### EXERCISE GOAL
Skip the images. Copy the records exactly as written.

### DATASET EXTRACT
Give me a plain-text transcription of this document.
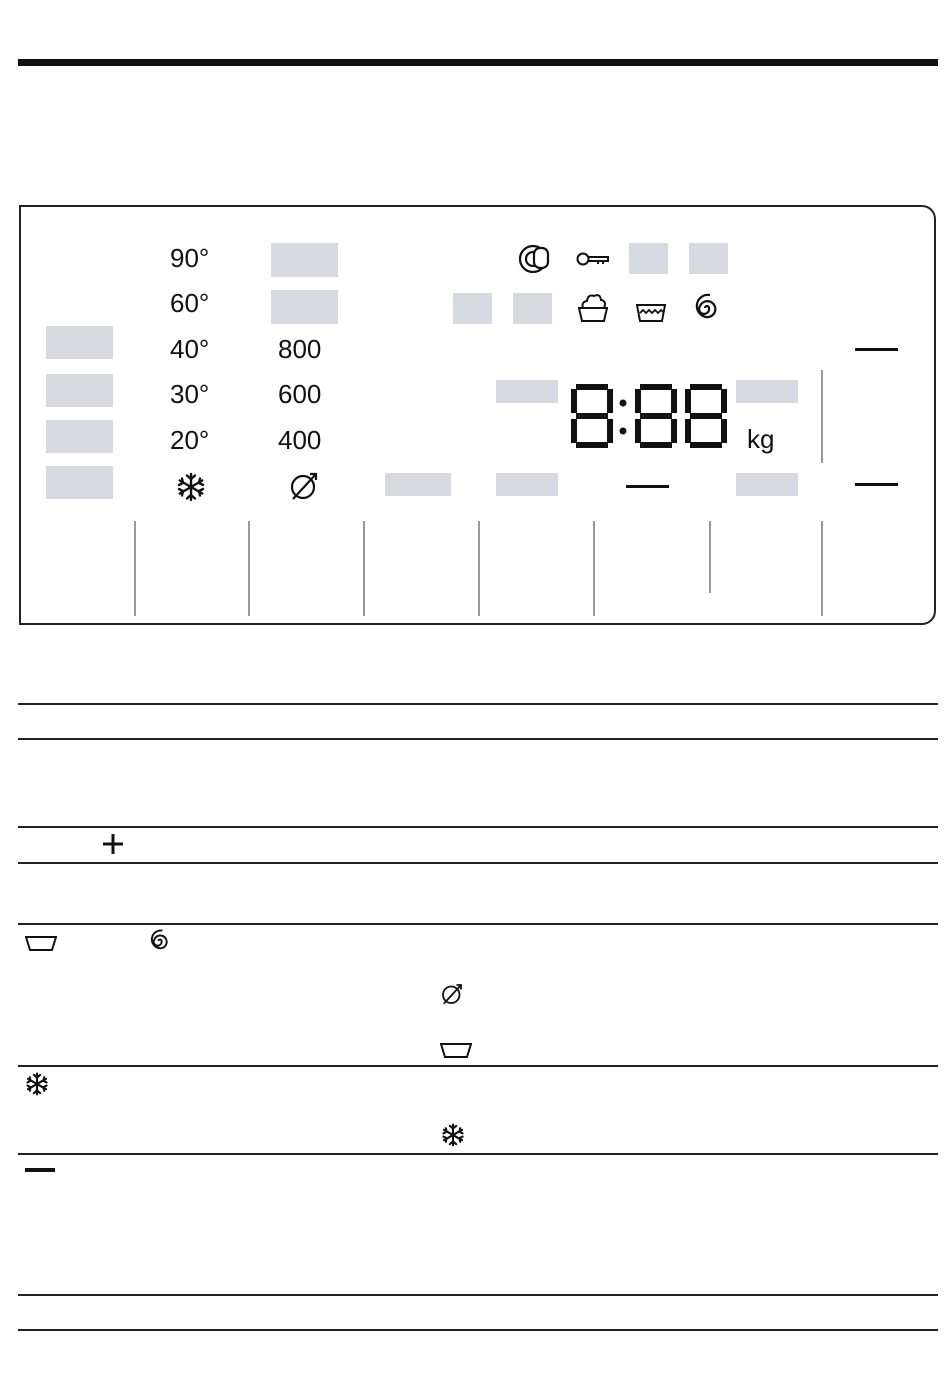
90°
60°
40°
30°
20°
800
600
400	kg
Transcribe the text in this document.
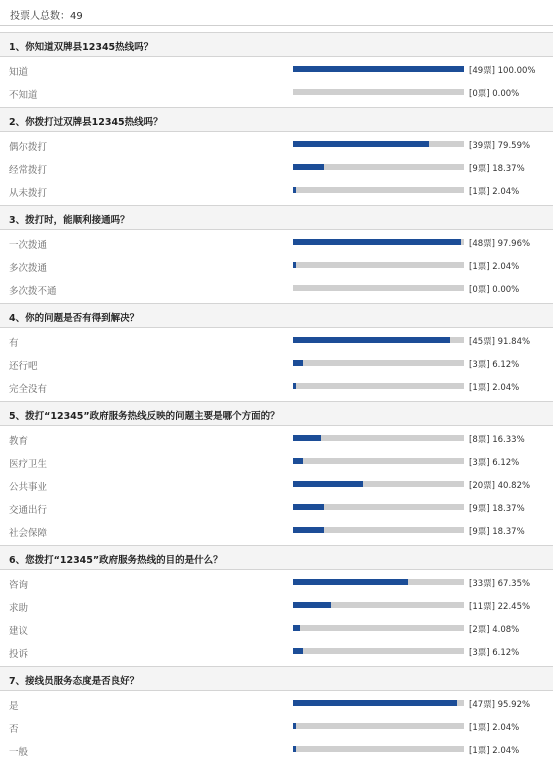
投票人总数：49
1、你知道双牌县12345热线吗？
知道	[49票] 100.00%
不知道	[0票] 0.00%
2、你拨打过双牌县12345热线吗？
偶尔拨打	[39票] 79.59%
经常拨打	[9票] 18.37%
从未拨打	[1票] 2.04%
3、拨打时，能顺利接通吗？
一次拨通	[48票] 97.96%
多次拨通	[1票] 2.04%
多次拨不通	[0票] 0.00%
4、你的问题是否有得到解决？
有	[45票] 91.84%
还行吧	[3票] 6.12%
完全没有	[1票] 2.04%
5、拨打“12345”政府服务热线反映的问题主要是哪个方面的？
教育	[8票] 16.33%
医疗卫生	[3票] 6.12%
公共事业	[20票] 40.82%
交通出行	[9票] 18.37%
社会保障	[9票] 18.37%
6、您拨打“12345”政府服务热线的目的是什么？
咨询	[33票] 67.35%
求助	[11票] 22.45%
建议	[2票] 4.08%
投诉	[3票] 6.12%
7、接线员服务态度是否良好？
是	[47票] 95.92%
否	[1票] 2.04%
一般	[1票] 2.04%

### THE SOLUTION
Give me a plain-text transcription of this document.
90°
60°
40°
30°
20°
800
600
400	kg
Transcribe the text in this document.
投票人总数：49
1、你知道双牌县12345热线吗？
知道	[49票] 100.00%
不知道	[0票] 0.00%
2、你拨打过双牌县12345热线吗？
偶尔拨打	[39票] 79.59%
经常拨打	[9票] 18.37%
从未拨打	[1票] 2.04%
3、拨打时，能顺利接通吗？
一次拨通	[48票] 97.96%
多次拨通	[1票] 2.04%
多次拨不通	[0票] 0.00%
4、你的问题是否有得到解决？
有	[45票] 91.84%
还行吧	[3票] 6.12%
完全没有	[1票] 2.04%
5、拨打“12345”政府服务热线反映的问题主要是哪个方面的？
教育	[8票] 16.33%
医疗卫生	[3票] 6.12%
公共事业	[20票] 40.82%
交通出行	[9票] 18.37%
社会保障	[9票] 18.37%
6、您拨打“12345”政府服务热线的目的是什么？
咨询	[33票] 67.35%
求助	[11票] 22.45%
建议	[2票] 4.08%
投诉	[3票] 6.12%
7、接线员服务态度是否良好？
是	[47票] 95.92%
否	[1票] 2.04%
一般	[1票] 2.04%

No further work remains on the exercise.